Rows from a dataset
....

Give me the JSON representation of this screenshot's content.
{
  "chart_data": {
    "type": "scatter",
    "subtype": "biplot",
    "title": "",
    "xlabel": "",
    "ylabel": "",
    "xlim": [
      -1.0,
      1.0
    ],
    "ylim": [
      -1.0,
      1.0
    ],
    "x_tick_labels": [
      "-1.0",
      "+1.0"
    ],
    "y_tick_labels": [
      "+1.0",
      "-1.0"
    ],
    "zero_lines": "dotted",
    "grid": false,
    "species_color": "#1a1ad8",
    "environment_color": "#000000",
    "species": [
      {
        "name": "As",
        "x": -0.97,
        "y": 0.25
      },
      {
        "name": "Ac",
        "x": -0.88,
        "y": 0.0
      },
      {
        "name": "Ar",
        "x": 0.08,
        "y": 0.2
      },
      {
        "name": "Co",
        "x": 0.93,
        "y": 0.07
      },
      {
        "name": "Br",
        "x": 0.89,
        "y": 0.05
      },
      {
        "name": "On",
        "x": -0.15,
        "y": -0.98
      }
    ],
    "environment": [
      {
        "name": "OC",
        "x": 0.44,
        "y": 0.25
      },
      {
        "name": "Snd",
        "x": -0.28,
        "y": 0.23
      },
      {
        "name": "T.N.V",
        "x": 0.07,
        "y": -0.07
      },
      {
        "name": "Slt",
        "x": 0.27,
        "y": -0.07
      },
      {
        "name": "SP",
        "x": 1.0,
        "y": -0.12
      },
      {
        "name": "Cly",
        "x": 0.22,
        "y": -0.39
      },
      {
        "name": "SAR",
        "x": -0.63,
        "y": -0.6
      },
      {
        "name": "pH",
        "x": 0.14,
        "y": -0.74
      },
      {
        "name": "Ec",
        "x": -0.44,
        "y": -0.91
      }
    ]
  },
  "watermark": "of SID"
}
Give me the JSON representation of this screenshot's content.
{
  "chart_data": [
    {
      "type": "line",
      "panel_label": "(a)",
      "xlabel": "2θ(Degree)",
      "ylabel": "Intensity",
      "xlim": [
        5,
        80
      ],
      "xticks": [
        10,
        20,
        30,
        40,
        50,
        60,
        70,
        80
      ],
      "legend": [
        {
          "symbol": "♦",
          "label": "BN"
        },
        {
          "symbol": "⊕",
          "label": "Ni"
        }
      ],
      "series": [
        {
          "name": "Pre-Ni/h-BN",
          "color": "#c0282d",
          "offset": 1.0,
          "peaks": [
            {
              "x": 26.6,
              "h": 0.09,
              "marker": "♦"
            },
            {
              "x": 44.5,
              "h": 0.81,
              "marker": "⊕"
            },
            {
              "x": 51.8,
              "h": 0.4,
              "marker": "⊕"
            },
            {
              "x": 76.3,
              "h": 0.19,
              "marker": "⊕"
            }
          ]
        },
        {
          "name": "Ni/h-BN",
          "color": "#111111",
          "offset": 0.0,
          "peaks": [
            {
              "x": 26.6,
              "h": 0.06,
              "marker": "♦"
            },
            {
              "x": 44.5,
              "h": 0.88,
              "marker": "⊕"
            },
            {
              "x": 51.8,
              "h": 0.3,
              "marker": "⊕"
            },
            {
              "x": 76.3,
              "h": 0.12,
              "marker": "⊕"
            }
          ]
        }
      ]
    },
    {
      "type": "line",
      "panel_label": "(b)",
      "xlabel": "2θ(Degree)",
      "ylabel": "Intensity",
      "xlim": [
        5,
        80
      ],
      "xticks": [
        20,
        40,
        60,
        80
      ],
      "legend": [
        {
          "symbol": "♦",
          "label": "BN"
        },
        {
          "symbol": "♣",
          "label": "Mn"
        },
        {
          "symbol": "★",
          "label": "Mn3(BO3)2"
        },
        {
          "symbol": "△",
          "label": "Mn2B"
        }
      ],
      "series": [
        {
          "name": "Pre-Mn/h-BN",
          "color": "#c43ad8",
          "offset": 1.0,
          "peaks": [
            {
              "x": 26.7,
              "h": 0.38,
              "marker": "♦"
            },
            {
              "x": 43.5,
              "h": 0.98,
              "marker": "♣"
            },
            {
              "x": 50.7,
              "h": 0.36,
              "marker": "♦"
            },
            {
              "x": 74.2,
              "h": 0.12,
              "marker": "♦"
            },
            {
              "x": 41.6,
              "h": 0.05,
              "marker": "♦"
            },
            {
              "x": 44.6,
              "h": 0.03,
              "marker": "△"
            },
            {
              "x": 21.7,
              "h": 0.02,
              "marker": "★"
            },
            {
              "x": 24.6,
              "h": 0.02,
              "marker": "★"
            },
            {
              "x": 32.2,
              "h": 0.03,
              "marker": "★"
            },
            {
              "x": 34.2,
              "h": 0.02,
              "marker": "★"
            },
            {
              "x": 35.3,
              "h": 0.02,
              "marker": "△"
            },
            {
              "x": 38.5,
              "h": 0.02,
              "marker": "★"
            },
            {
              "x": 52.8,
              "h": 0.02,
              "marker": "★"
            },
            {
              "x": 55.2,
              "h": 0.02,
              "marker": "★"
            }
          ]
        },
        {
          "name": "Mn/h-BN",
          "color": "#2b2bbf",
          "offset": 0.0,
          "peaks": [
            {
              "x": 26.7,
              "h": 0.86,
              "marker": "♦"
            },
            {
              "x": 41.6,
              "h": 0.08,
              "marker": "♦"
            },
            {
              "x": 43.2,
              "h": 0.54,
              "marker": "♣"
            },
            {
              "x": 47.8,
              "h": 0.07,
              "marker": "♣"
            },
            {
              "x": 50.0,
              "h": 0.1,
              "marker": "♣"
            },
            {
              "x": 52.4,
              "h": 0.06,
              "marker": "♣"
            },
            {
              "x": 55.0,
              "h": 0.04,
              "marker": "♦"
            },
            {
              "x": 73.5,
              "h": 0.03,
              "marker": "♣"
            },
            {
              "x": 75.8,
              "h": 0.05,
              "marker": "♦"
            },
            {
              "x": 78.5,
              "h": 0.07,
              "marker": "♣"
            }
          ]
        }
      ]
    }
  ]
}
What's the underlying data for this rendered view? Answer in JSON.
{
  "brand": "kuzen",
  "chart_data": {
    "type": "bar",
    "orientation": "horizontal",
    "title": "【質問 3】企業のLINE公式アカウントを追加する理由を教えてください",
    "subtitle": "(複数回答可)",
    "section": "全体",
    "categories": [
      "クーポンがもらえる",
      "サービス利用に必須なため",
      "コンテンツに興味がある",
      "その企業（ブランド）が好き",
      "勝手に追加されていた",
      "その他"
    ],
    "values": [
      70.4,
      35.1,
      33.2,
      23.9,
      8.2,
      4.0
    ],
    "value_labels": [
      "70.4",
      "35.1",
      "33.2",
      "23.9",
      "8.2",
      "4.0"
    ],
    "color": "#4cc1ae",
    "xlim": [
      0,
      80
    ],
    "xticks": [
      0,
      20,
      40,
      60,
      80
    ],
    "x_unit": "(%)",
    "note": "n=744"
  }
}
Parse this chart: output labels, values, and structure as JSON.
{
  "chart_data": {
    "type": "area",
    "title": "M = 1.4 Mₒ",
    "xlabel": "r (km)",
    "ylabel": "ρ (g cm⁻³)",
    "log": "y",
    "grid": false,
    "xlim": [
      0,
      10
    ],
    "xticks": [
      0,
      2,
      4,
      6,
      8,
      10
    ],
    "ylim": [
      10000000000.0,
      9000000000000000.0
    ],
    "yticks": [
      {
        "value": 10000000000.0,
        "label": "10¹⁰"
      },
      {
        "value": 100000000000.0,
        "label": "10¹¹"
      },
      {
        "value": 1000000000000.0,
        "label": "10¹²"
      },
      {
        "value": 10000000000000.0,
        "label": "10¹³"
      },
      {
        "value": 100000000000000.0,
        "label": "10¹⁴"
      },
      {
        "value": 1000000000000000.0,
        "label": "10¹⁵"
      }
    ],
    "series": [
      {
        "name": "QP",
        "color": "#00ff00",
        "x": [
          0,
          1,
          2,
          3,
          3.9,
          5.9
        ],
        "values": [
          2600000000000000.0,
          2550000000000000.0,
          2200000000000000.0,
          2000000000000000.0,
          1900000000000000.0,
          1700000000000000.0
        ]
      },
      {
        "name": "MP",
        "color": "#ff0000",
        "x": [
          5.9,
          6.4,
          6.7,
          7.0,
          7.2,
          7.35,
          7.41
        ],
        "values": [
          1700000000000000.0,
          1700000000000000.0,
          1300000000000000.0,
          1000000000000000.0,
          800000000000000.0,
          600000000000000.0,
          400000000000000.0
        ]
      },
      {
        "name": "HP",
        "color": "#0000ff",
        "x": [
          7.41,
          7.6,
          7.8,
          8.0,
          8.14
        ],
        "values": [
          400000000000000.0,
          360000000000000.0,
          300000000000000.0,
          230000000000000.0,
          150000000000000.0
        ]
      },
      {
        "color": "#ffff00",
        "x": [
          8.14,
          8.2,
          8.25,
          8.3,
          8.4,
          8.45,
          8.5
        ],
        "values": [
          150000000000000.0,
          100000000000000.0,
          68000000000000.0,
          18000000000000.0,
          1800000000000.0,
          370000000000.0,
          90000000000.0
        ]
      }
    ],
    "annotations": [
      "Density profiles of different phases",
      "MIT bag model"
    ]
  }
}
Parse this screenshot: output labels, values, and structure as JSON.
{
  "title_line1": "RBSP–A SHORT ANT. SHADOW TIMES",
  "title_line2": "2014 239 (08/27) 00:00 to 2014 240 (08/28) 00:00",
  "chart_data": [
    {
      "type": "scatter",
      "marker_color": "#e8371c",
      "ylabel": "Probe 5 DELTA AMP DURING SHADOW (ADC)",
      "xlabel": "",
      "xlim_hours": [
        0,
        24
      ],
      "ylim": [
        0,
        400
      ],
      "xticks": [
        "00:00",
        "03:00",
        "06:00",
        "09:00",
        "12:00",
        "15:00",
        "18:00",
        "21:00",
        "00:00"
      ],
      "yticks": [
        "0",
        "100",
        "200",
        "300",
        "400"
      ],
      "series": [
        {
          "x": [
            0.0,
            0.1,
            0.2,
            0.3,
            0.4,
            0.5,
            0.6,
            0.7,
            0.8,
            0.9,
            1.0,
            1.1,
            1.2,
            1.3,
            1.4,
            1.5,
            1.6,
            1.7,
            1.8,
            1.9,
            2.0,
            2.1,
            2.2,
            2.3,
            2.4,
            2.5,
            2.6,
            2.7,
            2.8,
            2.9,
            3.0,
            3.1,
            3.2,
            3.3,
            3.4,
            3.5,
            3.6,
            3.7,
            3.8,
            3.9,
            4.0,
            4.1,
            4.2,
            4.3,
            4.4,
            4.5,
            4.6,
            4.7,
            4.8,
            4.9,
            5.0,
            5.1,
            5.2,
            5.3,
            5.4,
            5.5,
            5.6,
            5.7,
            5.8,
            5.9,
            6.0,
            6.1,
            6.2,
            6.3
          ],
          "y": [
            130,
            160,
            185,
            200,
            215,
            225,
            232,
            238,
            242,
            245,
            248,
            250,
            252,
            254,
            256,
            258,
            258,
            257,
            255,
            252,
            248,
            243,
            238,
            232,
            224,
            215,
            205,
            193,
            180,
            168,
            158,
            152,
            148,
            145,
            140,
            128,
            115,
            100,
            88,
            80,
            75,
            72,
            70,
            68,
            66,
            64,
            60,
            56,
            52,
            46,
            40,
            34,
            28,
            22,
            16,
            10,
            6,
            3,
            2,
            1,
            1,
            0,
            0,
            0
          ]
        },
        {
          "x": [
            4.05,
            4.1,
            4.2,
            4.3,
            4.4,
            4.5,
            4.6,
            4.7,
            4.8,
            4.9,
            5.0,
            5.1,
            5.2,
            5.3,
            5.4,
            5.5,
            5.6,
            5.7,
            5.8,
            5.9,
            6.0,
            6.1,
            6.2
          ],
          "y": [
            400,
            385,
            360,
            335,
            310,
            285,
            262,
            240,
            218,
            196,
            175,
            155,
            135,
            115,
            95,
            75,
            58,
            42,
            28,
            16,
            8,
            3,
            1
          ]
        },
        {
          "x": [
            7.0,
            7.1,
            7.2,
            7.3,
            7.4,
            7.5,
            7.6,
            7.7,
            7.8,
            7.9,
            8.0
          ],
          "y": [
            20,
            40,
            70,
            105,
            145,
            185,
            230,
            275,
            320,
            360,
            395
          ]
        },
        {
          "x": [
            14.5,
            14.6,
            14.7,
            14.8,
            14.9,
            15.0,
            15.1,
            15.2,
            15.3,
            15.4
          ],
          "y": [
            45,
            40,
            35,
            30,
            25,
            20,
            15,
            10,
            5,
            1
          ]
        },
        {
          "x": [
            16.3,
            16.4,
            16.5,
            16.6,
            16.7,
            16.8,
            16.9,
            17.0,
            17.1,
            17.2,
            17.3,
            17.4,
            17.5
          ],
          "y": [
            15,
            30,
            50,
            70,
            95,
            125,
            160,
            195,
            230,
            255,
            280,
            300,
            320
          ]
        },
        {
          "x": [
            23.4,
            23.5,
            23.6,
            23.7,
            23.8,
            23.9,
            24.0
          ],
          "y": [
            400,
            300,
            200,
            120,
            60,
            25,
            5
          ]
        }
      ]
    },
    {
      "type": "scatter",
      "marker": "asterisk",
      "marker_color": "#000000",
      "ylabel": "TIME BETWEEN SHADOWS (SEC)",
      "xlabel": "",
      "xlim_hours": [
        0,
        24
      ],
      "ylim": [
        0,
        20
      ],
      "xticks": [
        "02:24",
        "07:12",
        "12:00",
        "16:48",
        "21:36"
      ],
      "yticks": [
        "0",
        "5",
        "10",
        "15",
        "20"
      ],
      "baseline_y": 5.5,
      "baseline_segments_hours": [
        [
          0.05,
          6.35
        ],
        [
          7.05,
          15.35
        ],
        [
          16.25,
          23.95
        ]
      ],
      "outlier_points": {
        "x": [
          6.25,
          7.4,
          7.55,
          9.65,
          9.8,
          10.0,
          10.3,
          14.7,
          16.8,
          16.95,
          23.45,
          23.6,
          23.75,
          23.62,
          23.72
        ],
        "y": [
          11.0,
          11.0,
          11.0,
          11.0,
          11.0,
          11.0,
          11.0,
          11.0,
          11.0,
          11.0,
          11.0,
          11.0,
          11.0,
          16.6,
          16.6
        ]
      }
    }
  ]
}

....

__WHAT TO WORK ON__: Copy each line of the records containing the string "Parse".

__THE ANSWER__:
Parse this chart: output labels, values, and structure as JSON.
Parse this screenshot: output labels, values, and structure as JSON.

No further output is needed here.